** Start LISTING **

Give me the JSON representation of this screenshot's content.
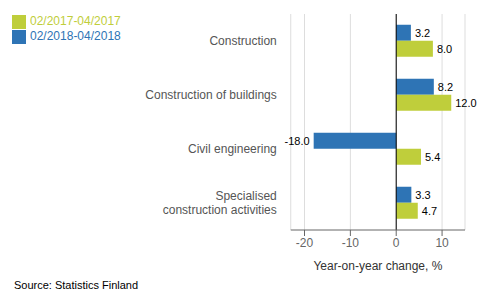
{
  "chart_data": {
    "type": "bar",
    "orientation": "horizontal",
    "categories": [
      "Specialised\nconstruction activities",
      "Civil engineering",
      "Construction of buildings",
      "Construction"
    ],
    "series": [
      {
        "name": "02/2018-04/2018",
        "color": "#2E74B5",
        "values": [
          3.3,
          -18.0,
          8.2,
          3.2
        ],
        "value_labels": [
          "3.3",
          "-18.0",
          "8.2",
          "3.2"
        ]
      },
      {
        "name": "02/2017-04/2017",
        "color": "#BFCE3B",
        "values": [
          4.7,
          5.4,
          12.0,
          8.0
        ],
        "value_labels": [
          "4.7",
          "5.4",
          "12.0",
          "8.0"
        ]
      }
    ],
    "xlim": [
      -23,
      15
    ],
    "xticks": [
      -20,
      -10,
      0,
      10
    ],
    "xlabel": "Year-on-year change, %",
    "grid": true,
    "legend": "upper left",
    "data_labels": true,
    "annotations": [
      "Source: Statistics Finland"
    ]
  }
}
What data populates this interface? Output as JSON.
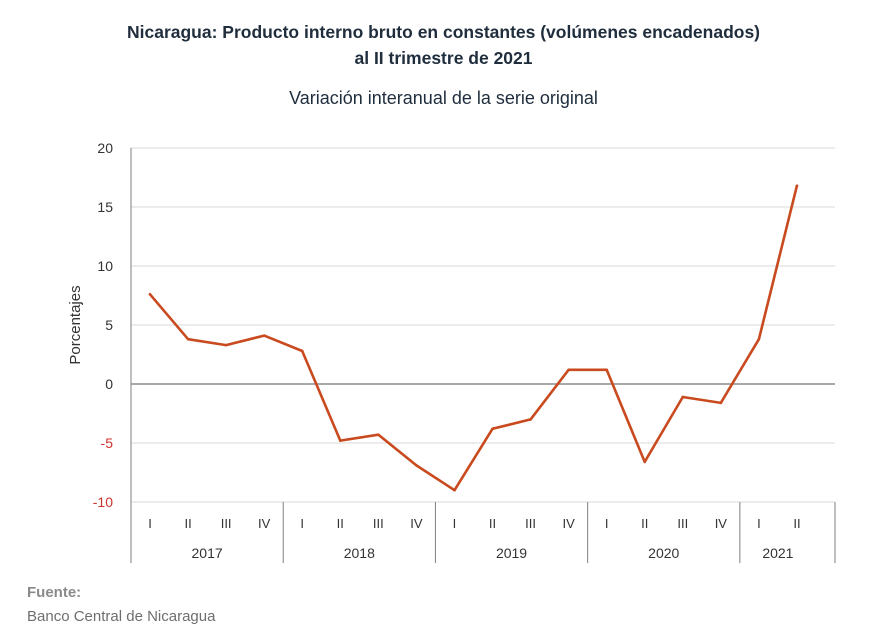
{
  "title_line1": "Nicaragua: Producto interno bruto en constantes (volúmenes encadenados)",
  "title_line2": "al II trimestre de 2021",
  "subtitle": "Variación interanual de la serie original",
  "source_label": "Fuente:",
  "source_text": "Banco Central de Nicaragua",
  "colors": {
    "line": "#c84a1e",
    "negative_tick": "#d0312d",
    "grid": "#d9d9d9",
    "axis": "#7f7f7f"
  },
  "chart_data": {
    "type": "line",
    "title": "Nicaragua: Producto interno bruto en constantes (volúmenes encadenados) al II trimestre de 2021",
    "subtitle": "Variación interanual de la serie original",
    "ylabel": "Porcentajes",
    "ylim": [
      -10,
      20
    ],
    "yticks": [
      20,
      15,
      10,
      5,
      0,
      -5,
      -10
    ],
    "grid": true,
    "quarters": [
      "I",
      "II",
      "III",
      "IV",
      "I",
      "II",
      "III",
      "IV",
      "I",
      "II",
      "III",
      "IV",
      "I",
      "II",
      "III",
      "IV",
      "I",
      "II"
    ],
    "years": [
      {
        "label": "2017",
        "count": 4
      },
      {
        "label": "2018",
        "count": 4
      },
      {
        "label": "2019",
        "count": 4
      },
      {
        "label": "2020",
        "count": 4
      },
      {
        "label": "2021",
        "count": 2
      }
    ],
    "series": [
      {
        "values": [
          7.6,
          3.8,
          3.3,
          4.1,
          2.8,
          -4.8,
          -4.3,
          -6.9,
          -9.0,
          -3.8,
          -3.0,
          1.2,
          1.2,
          -6.6,
          -1.1,
          -1.6,
          3.8,
          16.8
        ]
      }
    ]
  }
}
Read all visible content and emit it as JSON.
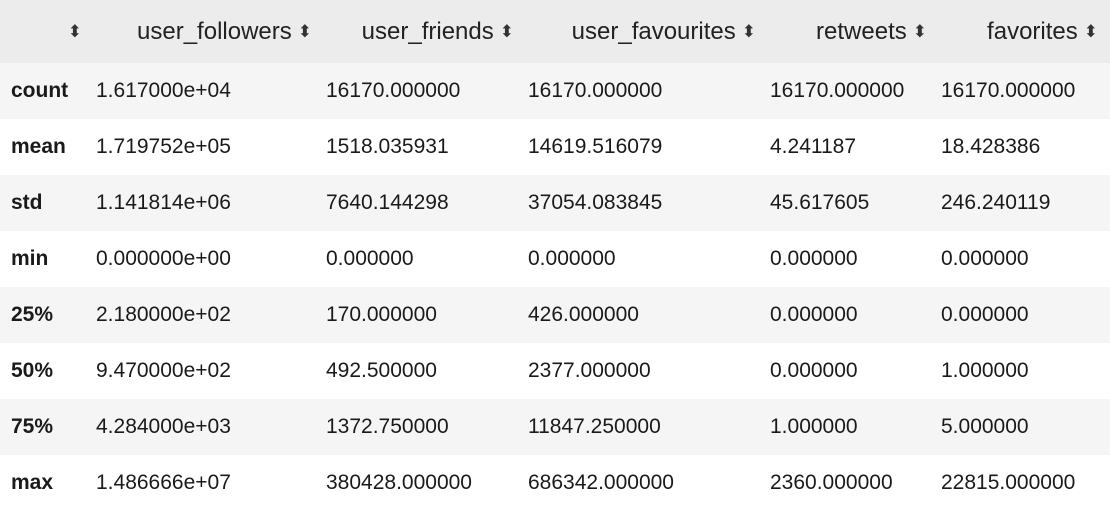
{
  "table": {
    "sort_icon": "sort-updown-icon",
    "columns": [
      "user_followers",
      "user_friends",
      "user_favourites",
      "retweets",
      "favorites"
    ],
    "rows": [
      {
        "label": "count",
        "values": [
          "1.617000e+04",
          "16170.000000",
          "16170.000000",
          "16170.000000",
          "16170.000000"
        ]
      },
      {
        "label": "mean",
        "values": [
          "1.719752e+05",
          "1518.035931",
          "14619.516079",
          "4.241187",
          "18.428386"
        ]
      },
      {
        "label": "std",
        "values": [
          "1.141814e+06",
          "7640.144298",
          "37054.083845",
          "45.617605",
          "246.240119"
        ]
      },
      {
        "label": "min",
        "values": [
          "0.000000e+00",
          "0.000000",
          "0.000000",
          "0.000000",
          "0.000000"
        ]
      },
      {
        "label": "25%",
        "values": [
          "2.180000e+02",
          "170.000000",
          "426.000000",
          "0.000000",
          "0.000000"
        ]
      },
      {
        "label": "50%",
        "values": [
          "9.470000e+02",
          "492.500000",
          "2377.000000",
          "0.000000",
          "1.000000"
        ]
      },
      {
        "label": "75%",
        "values": [
          "4.284000e+03",
          "1372.750000",
          "11847.250000",
          "1.000000",
          "5.000000"
        ]
      },
      {
        "label": "max",
        "values": [
          "1.486666e+07",
          "380428.000000",
          "686342.000000",
          "2360.000000",
          "22815.000000"
        ]
      }
    ]
  }
}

** End LISTING **

■ EXERCISE DETAILS
Note how many lines in the listing above hold the string "volúmenes", then give only that figure.

■ RESPONSE TO THIS EXERCISE
2